— start of ITEMS —

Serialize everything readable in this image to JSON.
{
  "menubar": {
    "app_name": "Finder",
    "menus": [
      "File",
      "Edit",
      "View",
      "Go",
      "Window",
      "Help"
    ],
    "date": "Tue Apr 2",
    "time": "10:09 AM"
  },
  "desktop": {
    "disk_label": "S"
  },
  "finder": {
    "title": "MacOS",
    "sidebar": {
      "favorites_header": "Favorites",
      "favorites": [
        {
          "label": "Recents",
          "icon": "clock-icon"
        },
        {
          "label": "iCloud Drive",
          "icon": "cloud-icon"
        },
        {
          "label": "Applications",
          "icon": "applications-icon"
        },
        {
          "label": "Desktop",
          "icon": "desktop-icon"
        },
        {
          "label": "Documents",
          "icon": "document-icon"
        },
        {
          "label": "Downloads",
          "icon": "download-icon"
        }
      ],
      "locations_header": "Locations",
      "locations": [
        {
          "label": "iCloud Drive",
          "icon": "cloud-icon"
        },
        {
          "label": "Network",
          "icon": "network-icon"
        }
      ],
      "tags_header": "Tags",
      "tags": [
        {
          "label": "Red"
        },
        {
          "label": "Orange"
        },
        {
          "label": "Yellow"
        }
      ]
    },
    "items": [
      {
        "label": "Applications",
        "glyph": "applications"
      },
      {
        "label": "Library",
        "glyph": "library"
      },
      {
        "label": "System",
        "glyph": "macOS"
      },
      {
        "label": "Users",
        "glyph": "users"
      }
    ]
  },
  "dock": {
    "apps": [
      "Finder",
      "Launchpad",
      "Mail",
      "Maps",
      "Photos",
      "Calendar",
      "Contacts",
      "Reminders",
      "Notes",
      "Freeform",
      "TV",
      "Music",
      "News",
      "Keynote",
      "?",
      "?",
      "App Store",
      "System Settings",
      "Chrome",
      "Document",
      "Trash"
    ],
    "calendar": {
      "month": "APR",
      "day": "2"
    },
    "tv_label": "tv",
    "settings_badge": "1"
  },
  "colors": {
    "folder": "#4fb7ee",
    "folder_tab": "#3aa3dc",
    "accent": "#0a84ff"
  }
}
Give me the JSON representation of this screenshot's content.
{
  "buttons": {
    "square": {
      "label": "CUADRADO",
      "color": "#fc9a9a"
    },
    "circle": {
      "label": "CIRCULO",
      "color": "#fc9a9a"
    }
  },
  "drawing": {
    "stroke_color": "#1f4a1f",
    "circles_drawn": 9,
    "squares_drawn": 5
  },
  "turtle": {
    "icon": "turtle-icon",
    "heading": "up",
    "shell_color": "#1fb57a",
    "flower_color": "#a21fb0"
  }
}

— end of ITEMS —

▶ TO DO: List every line above that contains the word "icon".

▶ ANSWER TO THIS EXERCISE:
          "icon": "clock-icon"
          "icon": "cloud-icon"
          "icon": "applications-icon"
          "icon": "desktop-icon"
          "icon": "document-icon"
          "icon": "download-icon"
          "icon": "cloud-icon"
          "icon": "network-icon"
    "icon": "turtle-icon",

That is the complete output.